**DOCUMENT TEXT**.
————

Maybe they have and I haven't seen it, but I have spent a lot of time in their (excellent) docs even for non-Arch problems.

@Wolf480pl @rysiek @infosechandbook As an aside, "Distro for people who know what they're doing" is super condescending and insulting.

@infosechandbook @rysiek @Wolf480pl If anything, it probably encourages people who don't know what they need to know to safely use Arch to use it just to prove they're l33t.

@freakazoid @infosechandbook @rysiek
Sorry, didn't think about it that way.
Maybe I should've said "distro that lets you shoot yourself in the foot" ?

@Wolf480pl @rysiek @infosechandbook I wasn't sure if you were quoting directly from the site or paraphrasing; if you were just paraphrasing then it's not important. Distro that lets you shoot yourself in the foot does sound a lot better, though.

@freakazoid @infosechandbook @rysiek
I was paraphrasing, or rather expressing my understanding of what I read 6 years ago.

@infosechandbook @rysiek @Wolf480pl Apologies for my aggro-ness about this. It's a combination of disappointment about what's been my favorite distro for a while (largely due to failure to think deeply enough about AUR) and a high caffeine-to-calorie ratio.

@freakazoid @infosechandbook @rysiek
Oh, if that's the case, I'm sorry that this happened to you.

————

**MATERIAL SHOWN**.
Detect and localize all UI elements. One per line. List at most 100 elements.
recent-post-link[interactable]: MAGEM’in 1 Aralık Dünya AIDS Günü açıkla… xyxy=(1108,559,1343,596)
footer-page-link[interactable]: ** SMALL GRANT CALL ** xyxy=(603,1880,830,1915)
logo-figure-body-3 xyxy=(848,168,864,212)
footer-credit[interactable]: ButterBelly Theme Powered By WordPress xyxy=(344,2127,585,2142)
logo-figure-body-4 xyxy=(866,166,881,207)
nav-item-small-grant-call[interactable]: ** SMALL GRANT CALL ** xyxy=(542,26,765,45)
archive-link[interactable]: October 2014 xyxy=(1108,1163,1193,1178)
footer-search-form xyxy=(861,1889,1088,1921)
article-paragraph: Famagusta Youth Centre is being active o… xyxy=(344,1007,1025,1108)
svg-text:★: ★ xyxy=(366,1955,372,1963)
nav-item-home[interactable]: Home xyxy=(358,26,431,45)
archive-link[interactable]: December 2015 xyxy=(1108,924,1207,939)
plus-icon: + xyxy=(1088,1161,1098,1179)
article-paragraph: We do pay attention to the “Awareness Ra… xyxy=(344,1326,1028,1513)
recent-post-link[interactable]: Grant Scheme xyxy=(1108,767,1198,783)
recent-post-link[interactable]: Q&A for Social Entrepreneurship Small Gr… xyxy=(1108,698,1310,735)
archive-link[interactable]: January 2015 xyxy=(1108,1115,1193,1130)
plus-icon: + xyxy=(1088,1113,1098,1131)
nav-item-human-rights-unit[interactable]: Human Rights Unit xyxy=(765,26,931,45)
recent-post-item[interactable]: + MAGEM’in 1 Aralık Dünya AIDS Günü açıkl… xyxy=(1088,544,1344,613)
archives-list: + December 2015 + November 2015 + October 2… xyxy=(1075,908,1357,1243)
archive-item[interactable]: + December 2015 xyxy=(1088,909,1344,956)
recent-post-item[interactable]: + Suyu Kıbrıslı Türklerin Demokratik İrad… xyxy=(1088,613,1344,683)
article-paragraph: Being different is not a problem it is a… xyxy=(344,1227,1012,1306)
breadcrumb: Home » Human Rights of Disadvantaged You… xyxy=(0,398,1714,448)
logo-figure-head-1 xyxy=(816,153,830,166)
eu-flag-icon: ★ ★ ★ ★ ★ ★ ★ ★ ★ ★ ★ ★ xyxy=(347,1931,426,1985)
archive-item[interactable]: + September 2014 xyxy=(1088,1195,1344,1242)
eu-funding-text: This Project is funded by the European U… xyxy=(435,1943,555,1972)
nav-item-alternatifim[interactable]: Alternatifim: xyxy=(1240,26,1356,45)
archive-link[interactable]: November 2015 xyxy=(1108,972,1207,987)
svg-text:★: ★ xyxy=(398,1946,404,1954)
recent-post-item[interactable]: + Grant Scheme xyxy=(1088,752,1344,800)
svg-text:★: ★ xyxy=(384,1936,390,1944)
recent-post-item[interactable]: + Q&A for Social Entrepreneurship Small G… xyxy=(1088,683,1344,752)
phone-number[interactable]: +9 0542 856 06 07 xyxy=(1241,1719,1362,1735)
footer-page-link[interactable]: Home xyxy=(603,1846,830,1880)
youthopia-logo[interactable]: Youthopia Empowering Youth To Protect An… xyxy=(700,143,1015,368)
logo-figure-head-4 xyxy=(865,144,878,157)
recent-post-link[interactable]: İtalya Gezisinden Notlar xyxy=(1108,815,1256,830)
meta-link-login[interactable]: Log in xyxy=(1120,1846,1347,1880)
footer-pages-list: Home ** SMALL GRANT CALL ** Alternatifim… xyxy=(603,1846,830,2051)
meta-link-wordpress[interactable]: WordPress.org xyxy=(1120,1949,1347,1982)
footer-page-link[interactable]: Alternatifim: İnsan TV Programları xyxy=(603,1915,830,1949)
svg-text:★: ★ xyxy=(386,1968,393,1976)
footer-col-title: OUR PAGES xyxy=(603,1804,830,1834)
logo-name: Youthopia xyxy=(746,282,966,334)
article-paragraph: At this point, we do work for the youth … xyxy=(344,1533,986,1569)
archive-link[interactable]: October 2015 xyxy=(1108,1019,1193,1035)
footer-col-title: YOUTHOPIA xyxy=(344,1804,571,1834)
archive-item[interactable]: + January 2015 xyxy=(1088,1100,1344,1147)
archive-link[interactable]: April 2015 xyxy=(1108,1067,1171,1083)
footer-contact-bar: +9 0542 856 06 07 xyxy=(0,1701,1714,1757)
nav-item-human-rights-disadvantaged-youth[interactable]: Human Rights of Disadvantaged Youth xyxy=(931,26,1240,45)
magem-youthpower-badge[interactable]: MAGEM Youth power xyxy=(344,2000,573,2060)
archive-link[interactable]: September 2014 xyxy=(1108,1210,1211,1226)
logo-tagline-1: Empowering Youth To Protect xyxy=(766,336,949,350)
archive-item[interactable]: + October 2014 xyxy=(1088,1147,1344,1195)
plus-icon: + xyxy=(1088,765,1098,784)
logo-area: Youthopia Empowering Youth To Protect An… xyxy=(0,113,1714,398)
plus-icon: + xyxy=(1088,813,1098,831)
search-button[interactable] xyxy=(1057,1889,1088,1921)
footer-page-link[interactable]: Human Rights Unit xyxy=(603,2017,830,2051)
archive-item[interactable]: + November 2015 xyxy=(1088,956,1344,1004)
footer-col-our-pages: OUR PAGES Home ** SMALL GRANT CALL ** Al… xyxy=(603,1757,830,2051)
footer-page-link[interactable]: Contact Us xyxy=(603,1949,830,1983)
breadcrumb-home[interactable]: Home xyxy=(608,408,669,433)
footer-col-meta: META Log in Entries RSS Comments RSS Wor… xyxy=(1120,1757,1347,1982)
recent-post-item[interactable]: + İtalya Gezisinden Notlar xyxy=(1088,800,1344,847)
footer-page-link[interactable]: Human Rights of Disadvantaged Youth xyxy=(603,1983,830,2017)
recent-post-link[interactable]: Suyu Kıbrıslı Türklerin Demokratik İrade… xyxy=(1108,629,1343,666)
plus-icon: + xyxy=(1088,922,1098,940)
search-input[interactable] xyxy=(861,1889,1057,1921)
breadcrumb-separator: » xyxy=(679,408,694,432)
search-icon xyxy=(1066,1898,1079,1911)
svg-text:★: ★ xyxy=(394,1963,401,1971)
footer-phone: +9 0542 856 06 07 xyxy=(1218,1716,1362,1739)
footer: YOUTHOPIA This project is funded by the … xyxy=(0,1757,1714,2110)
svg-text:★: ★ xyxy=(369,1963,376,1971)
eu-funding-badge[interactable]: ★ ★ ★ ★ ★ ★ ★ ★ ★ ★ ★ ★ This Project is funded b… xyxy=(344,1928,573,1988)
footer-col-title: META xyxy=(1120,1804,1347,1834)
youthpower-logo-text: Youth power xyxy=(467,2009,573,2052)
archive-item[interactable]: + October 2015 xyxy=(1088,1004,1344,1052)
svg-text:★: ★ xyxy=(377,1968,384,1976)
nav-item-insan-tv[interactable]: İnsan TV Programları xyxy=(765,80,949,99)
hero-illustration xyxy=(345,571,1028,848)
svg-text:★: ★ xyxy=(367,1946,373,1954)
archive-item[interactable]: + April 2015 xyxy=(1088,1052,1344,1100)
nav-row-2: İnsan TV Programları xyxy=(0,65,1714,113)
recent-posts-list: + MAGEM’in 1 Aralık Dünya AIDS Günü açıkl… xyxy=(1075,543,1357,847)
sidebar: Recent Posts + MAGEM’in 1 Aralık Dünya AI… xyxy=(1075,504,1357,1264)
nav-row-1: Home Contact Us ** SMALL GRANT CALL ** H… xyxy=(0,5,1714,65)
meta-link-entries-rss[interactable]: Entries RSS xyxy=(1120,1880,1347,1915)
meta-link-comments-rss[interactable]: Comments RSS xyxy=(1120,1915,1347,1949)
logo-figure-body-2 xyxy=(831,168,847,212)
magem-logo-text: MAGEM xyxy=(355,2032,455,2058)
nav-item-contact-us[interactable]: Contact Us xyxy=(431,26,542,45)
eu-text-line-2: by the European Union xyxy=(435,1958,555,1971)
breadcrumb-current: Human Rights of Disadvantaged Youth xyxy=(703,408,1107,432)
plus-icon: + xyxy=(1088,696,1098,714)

————

Pick up the Arch Linux discussion after its last reply and continue it.

Make sure to warn your friends so that they don't make the same mistake.

Maybe there should be a bigger warning in the wiki.

Anyway, I hope you'll be happy with Debian or whatever other distro you pick.

@freakazoid @rysiek @infosechandbook They're doing it for free. They're making a distro that is good for themselves. They're not obliged to share it to anyone else. Yet they do share. For free.

IMO One of the biggest advantages of Arch is that it assumes the user is always right. It obeys the user.
If you put big fat warnings and require --i-really-want-to-install-stuff-from-aur --i-know-aur-helpers-are bad options, then it'll lose all its value. It'd become another Windows.

@Wolf480pl @infosechandbook @rysiek @freakazoid

I think I have one package from AUR, and that's because I created it. In general people running Arch know what they're doing. They are "advanced users". That usually means they understand that people can upload random stuff to AUR. It's a UR after all.

@bob @infosechandbook @rysiek @freakazoid

>In general people running Arch [...] are "advanced users".

That's the theory. I'm afraid the reality is different.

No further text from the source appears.